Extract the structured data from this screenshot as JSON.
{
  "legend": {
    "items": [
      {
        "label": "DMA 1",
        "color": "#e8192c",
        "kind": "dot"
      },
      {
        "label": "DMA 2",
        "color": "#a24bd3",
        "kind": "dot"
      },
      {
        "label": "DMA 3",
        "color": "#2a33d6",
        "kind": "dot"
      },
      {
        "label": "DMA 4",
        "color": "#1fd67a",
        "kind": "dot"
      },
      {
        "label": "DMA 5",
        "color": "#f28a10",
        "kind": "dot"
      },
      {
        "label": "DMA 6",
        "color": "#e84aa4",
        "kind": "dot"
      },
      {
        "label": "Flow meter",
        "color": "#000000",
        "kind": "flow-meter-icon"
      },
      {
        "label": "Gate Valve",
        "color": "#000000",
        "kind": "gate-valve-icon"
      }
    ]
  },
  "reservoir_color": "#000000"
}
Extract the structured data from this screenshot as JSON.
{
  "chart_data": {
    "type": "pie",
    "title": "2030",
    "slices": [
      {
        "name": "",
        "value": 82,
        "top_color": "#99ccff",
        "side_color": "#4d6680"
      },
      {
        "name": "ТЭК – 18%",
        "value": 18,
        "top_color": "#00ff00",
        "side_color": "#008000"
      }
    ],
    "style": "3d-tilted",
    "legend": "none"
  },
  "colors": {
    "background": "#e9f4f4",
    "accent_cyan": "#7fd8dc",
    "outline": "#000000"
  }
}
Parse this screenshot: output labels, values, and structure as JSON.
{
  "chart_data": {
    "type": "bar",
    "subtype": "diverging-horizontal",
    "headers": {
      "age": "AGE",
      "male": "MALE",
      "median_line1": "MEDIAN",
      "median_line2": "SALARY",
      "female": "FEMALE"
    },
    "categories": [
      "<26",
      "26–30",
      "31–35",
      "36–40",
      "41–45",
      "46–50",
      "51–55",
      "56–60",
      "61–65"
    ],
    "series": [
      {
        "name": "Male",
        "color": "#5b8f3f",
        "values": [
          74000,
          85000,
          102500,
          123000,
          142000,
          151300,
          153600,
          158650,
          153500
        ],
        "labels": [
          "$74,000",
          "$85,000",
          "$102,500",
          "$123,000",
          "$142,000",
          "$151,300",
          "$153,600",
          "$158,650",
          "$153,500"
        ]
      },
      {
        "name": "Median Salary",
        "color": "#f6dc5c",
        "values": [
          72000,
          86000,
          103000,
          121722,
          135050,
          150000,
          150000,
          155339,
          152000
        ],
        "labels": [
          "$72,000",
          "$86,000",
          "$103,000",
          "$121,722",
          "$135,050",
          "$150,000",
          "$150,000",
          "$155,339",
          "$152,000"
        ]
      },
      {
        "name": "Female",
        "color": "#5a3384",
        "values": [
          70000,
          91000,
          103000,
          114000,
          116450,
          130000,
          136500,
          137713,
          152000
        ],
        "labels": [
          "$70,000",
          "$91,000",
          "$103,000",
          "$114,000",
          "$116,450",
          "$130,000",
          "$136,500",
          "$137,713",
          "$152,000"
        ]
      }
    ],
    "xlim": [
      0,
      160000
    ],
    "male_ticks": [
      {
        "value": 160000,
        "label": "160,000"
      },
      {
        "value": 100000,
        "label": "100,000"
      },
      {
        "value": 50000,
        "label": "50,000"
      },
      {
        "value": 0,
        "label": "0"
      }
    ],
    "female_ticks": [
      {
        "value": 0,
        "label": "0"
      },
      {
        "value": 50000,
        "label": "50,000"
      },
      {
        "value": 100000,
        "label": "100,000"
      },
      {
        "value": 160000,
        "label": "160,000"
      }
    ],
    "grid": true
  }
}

= = = = = = =

Transcribe every entry word for word.

Extract the structured data from this screenshot as JSON.
{
  "legend": {
    "items": [
      {
        "label": "DMA 1",
        "color": "#e8192c",
        "kind": "dot"
      },
      {
        "label": "DMA 2",
        "color": "#a24bd3",
        "kind": "dot"
      },
      {
        "label": "DMA 3",
        "color": "#2a33d6",
        "kind": "dot"
      },
      {
        "label": "DMA 4",
        "color": "#1fd67a",
        "kind": "dot"
      },
      {
        "label": "DMA 5",
        "color": "#f28a10",
        "kind": "dot"
      },
      {
        "label": "DMA 6",
        "color": "#e84aa4",
        "kind": "dot"
      },
      {
        "label": "Flow meter",
        "color": "#000000",
        "kind": "flow-meter-icon"
      },
      {
        "label": "Gate Valve",
        "color": "#000000",
        "kind": "gate-valve-icon"
      }
    ]
  },
  "reservoir_color": "#000000"
}
Extract the structured data from this screenshot as JSON.
{
  "chart_data": {
    "type": "pie",
    "title": "2030",
    "slices": [
      {
        "name": "",
        "value": 82,
        "top_color": "#99ccff",
        "side_color": "#4d6680"
      },
      {
        "name": "ТЭК – 18%",
        "value": 18,
        "top_color": "#00ff00",
        "side_color": "#008000"
      }
    ],
    "style": "3d-tilted",
    "legend": "none"
  },
  "colors": {
    "background": "#e9f4f4",
    "accent_cyan": "#7fd8dc",
    "outline": "#000000"
  }
}
Parse this screenshot: output labels, values, and structure as JSON.
{
  "chart_data": {
    "type": "bar",
    "subtype": "diverging-horizontal",
    "headers": {
      "age": "AGE",
      "male": "MALE",
      "median_line1": "MEDIAN",
      "median_line2": "SALARY",
      "female": "FEMALE"
    },
    "categories": [
      "<26",
      "26–30",
      "31–35",
      "36–40",
      "41–45",
      "46–50",
      "51–55",
      "56–60",
      "61–65"
    ],
    "series": [
      {
        "name": "Male",
        "color": "#5b8f3f",
        "values": [
          74000,
          85000,
          102500,
          123000,
          142000,
          151300,
          153600,
          158650,
          153500
        ],
        "labels": [
          "$74,000",
          "$85,000",
          "$102,500",
          "$123,000",
          "$142,000",
          "$151,300",
          "$153,600",
          "$158,650",
          "$153,500"
        ]
      },
      {
        "name": "Median Salary",
        "color": "#f6dc5c",
        "values": [
          72000,
          86000,
          103000,
          121722,
          135050,
          150000,
          150000,
          155339,
          152000
        ],
        "labels": [
          "$72,000",
          "$86,000",
          "$103,000",
          "$121,722",
          "$135,050",
          "$150,000",
          "$150,000",
          "$155,339",
          "$152,000"
        ]
      },
      {
        "name": "Female",
        "color": "#5a3384",
        "values": [
          70000,
          91000,
          103000,
          114000,
          116450,
          130000,
          136500,
          137713,
          152000
        ],
        "labels": [
          "$70,000",
          "$91,000",
          "$103,000",
          "$114,000",
          "$116,450",
          "$130,000",
          "$136,500",
          "$137,713",
          "$152,000"
        ]
      }
    ],
    "xlim": [
      0,
      160000
    ],
    "male_ticks": [
      {
        "value": 160000,
        "label": "160,000"
      },
      {
        "value": 100000,
        "label": "100,000"
      },
      {
        "value": 50000,
        "label": "50,000"
      },
      {
        "value": 0,
        "label": "0"
      }
    ],
    "female_ticks": [
      {
        "value": 0,
        "label": "0"
      },
      {
        "value": 50000,
        "label": "50,000"
      },
      {
        "value": 100000,
        "label": "100,000"
      },
      {
        "value": 160000,
        "label": "160,000"
      }
    ],
    "grid": true
  }
}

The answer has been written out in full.